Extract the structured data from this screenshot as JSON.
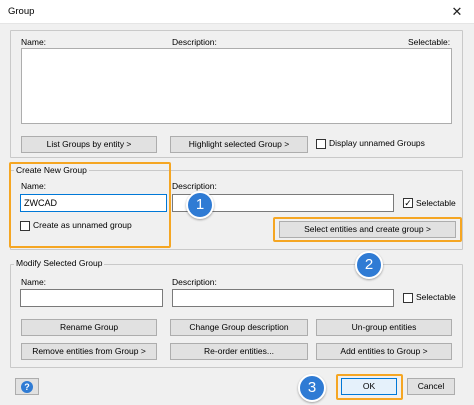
{
  "window": {
    "title": "Group",
    "close_glyph": "✕"
  },
  "groups_list": {
    "col_name": "Name:",
    "col_description": "Description:",
    "col_selectable": "Selectable:"
  },
  "list_buttons": {
    "list_groups": "List Groups by entity  >",
    "highlight": "Highlight selected Group  >",
    "display_unnamed": "Display unnamed Groups"
  },
  "create_group": {
    "legend": "Create New Group",
    "name_label": "Name:",
    "name_value": "ZWCAD",
    "description_label": "Description:",
    "description_value": "",
    "selectable_label": "Selectable",
    "selectable_checked": true,
    "unnamed_label": "Create as unnamed group",
    "select_button": "Select entities and create group  >"
  },
  "modify_group": {
    "legend": "Modify Selected Group",
    "name_label": "Name:",
    "name_value": "",
    "description_label": "Description:",
    "description_value": "",
    "selectable_label": "Selectable",
    "rename": "Rename Group",
    "change_desc": "Change Group description",
    "ungroup": "Un-group entities",
    "remove": "Remove entities from Group  >",
    "reorder": "Re-order entities...",
    "add": "Add entities to Group  >"
  },
  "footer": {
    "ok": "OK",
    "cancel": "Cancel",
    "help_glyph": "?"
  },
  "badges": {
    "b1": "1",
    "b2": "2",
    "b3": "3"
  },
  "colors": {
    "highlight": "#f5a623",
    "badge": "#2f7bd4",
    "help_icon": "#2f7bd4"
  }
}
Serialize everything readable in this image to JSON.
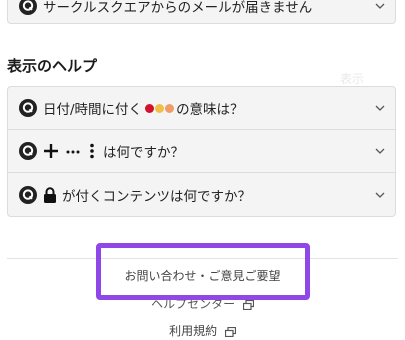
{
  "faq_top": {
    "text": "サークルスクエアからのメールが届きません"
  },
  "display_help": {
    "heading": "表示のヘルプ",
    "items": [
      {
        "prefix": "日付/時間に付く",
        "suffix": "の意味は？",
        "dot_colors": [
          "#d2112b",
          "#f0bf47",
          "#f29c6a"
        ]
      },
      {
        "suffix": "は何ですか？",
        "symbols": [
          "+",
          "…",
          "⋮"
        ]
      },
      {
        "suffix": "が付くコンテンツは何ですか？"
      }
    ]
  },
  "footer": {
    "contact": "お問い合わせ・ご意見ご要望",
    "help_center": "ヘルプセンター",
    "terms": "利用規約"
  },
  "colors": {
    "highlight": "#8f47e8",
    "row_bg": "#f4f4f4"
  }
}
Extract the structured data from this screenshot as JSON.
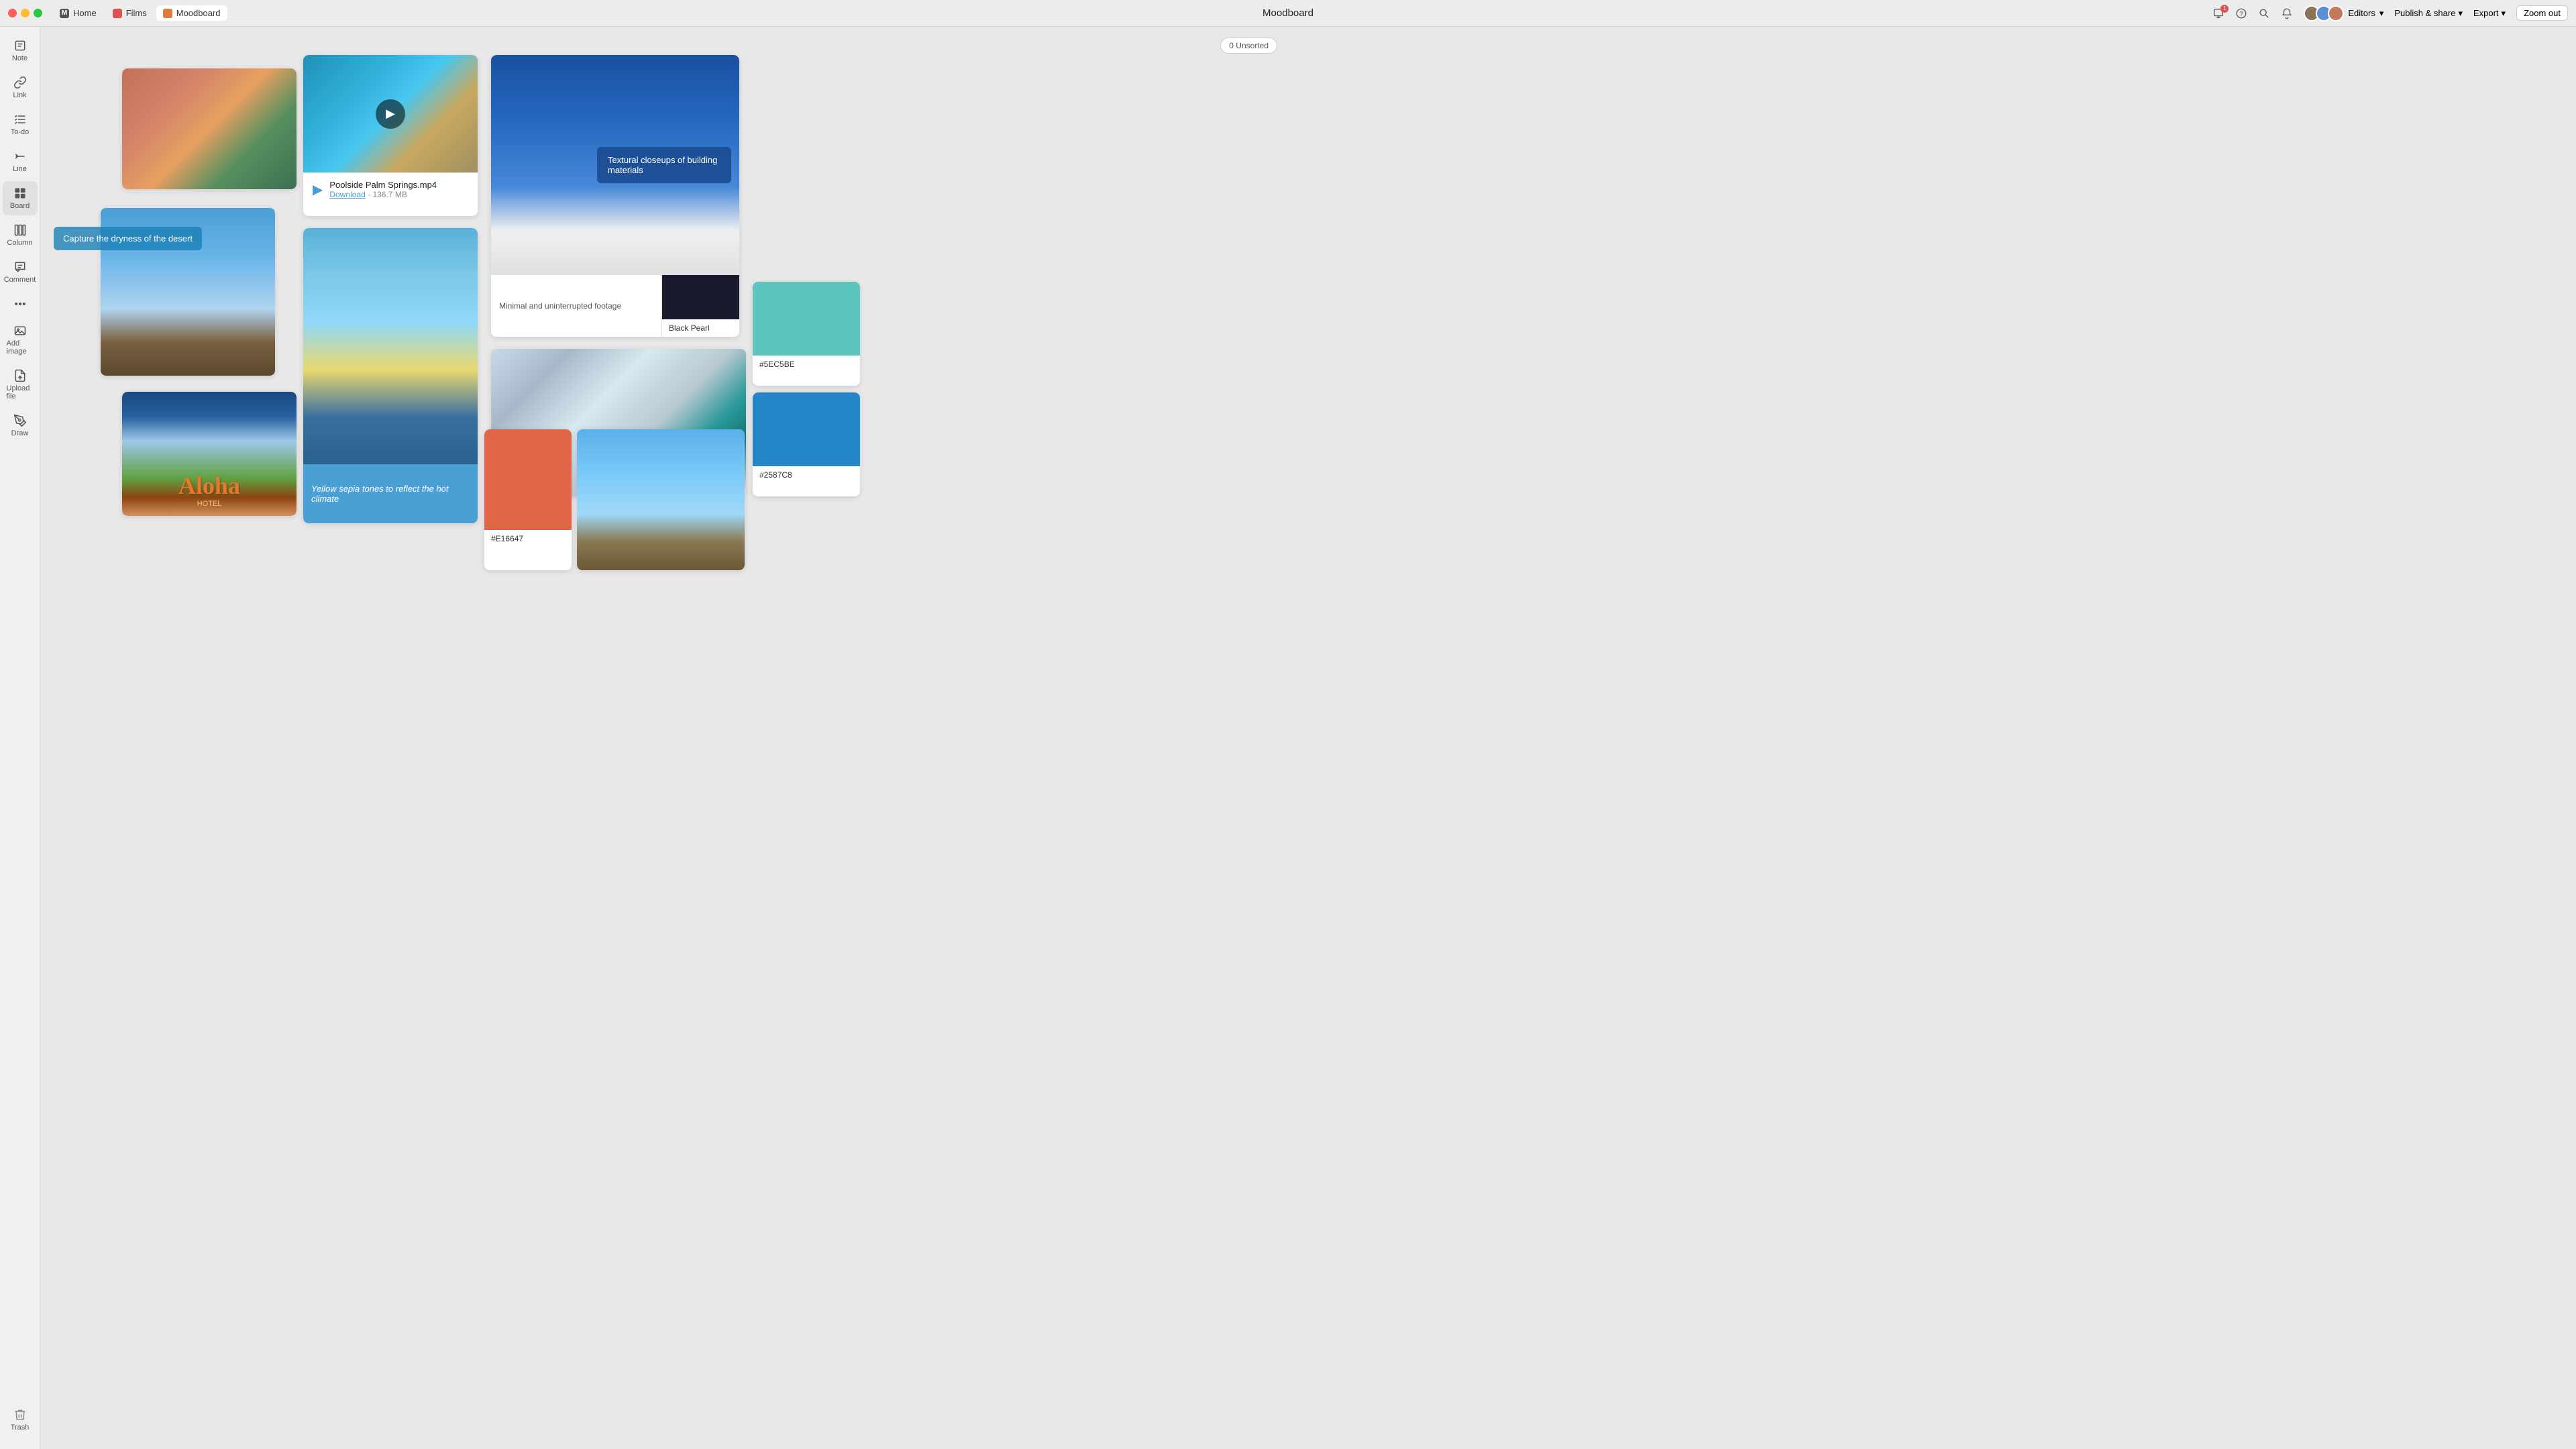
{
  "titlebar": {
    "title": "Moodboard",
    "tabs": [
      {
        "id": "home",
        "label": "Home",
        "icon": "m"
      },
      {
        "id": "films",
        "label": "Films",
        "icon": "red"
      },
      {
        "id": "moodboard",
        "label": "Moodboard",
        "icon": "orange",
        "active": true
      }
    ],
    "editors_label": "Editors",
    "publish_label": "Publish & share",
    "export_label": "Export",
    "zoom_label": "Zoom out",
    "notification_count": "1"
  },
  "sidebar": {
    "items": [
      {
        "id": "note",
        "label": "Note"
      },
      {
        "id": "link",
        "label": "Link"
      },
      {
        "id": "todo",
        "label": "To-do"
      },
      {
        "id": "line",
        "label": "Line"
      },
      {
        "id": "board",
        "label": "Board",
        "active": true
      },
      {
        "id": "column",
        "label": "Column"
      },
      {
        "id": "comment",
        "label": "Comment"
      },
      {
        "id": "more",
        "label": ""
      },
      {
        "id": "add-image",
        "label": "Add image"
      },
      {
        "id": "upload-file",
        "label": "Upload file"
      },
      {
        "id": "draw",
        "label": "Draw"
      },
      {
        "id": "trash",
        "label": "Trash"
      }
    ]
  },
  "canvas": {
    "unsorted_badge": "0 Unsorted",
    "items": {
      "desert_text": "Capture the dryness of the desert",
      "architecture_caption": "Textural closeups of building materials",
      "minimal_caption": "Minimal and uninterrupted footage",
      "black_pearl_label": "Black Pearl",
      "video_filename": "Poolside Palm Springs.mp4",
      "video_download": "Download",
      "video_size": "136.7 MB",
      "yellow_caption": "Yellow sepia tones to reflect the hot climate",
      "color_1_hex": "#5EC5BE",
      "color_2_hex": "#2587C8",
      "color_3_hex": "#E16647"
    }
  }
}
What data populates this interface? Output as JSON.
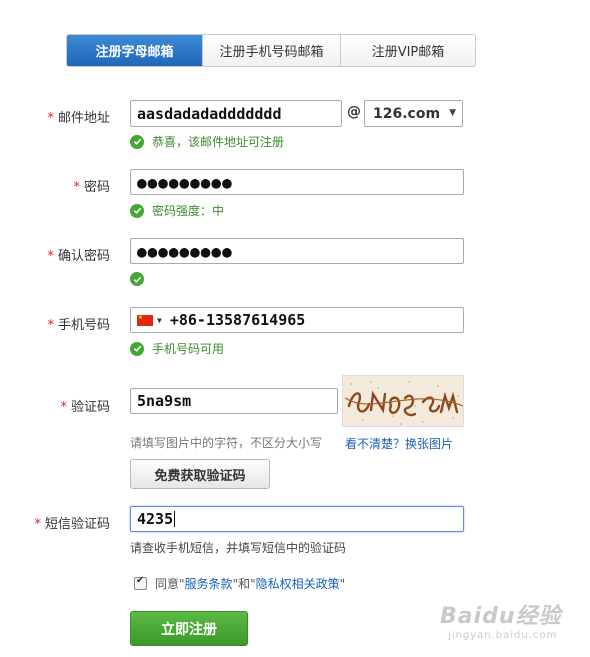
{
  "tabs": [
    {
      "label": "注册字母邮箱",
      "active": true
    },
    {
      "label": "注册手机号码邮箱",
      "active": false
    },
    {
      "label": "注册VIP邮箱",
      "active": false
    }
  ],
  "required_mark": "*",
  "email": {
    "label": "邮件地址",
    "value": "aasdadadaddddddd",
    "at": "@",
    "domain": "126.com",
    "hint": "恭喜，该邮件地址可注册"
  },
  "password": {
    "label": "密码",
    "value": "●●●●●●●●●",
    "hint": "密码强度：中"
  },
  "confirm_password": {
    "label": "确认密码",
    "value": "●●●●●●●●●"
  },
  "phone": {
    "label": "手机号码",
    "value": "+86-13587614965",
    "hint": "手机号码可用"
  },
  "captcha": {
    "label": "验证码",
    "value": "5na9sm",
    "hint": "请填写图片中的字符，不区分大小写",
    "refresh_link": "看不清楚？换张图片"
  },
  "get_sms_button": "免费获取验证码",
  "sms_code": {
    "label": "短信验证码",
    "value": "4235",
    "hint": "请查收手机短信，并填写短信中的验证码"
  },
  "agreement": {
    "prefix": "同意",
    "q1": "\"",
    "terms": "服务条款",
    "middle": "\"和\"",
    "privacy": "隐私权相关政策",
    "q2": "\"",
    "checked": true
  },
  "submit_button": "立即注册",
  "watermark": {
    "main": "Baidu经验",
    "sub": "jingyan.baidu.com"
  },
  "colors": {
    "accent_blue": "#1f68b8",
    "success_green": "#45a536",
    "required_red": "#d8262e"
  }
}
----
■ Problem statement
Scan the data for the word "unnamed" and copy every line where it shows up.

■ Task response
    "display_unnamed": "Display unnamed Groups"
    "unnamed_label": "Create as unnamed group",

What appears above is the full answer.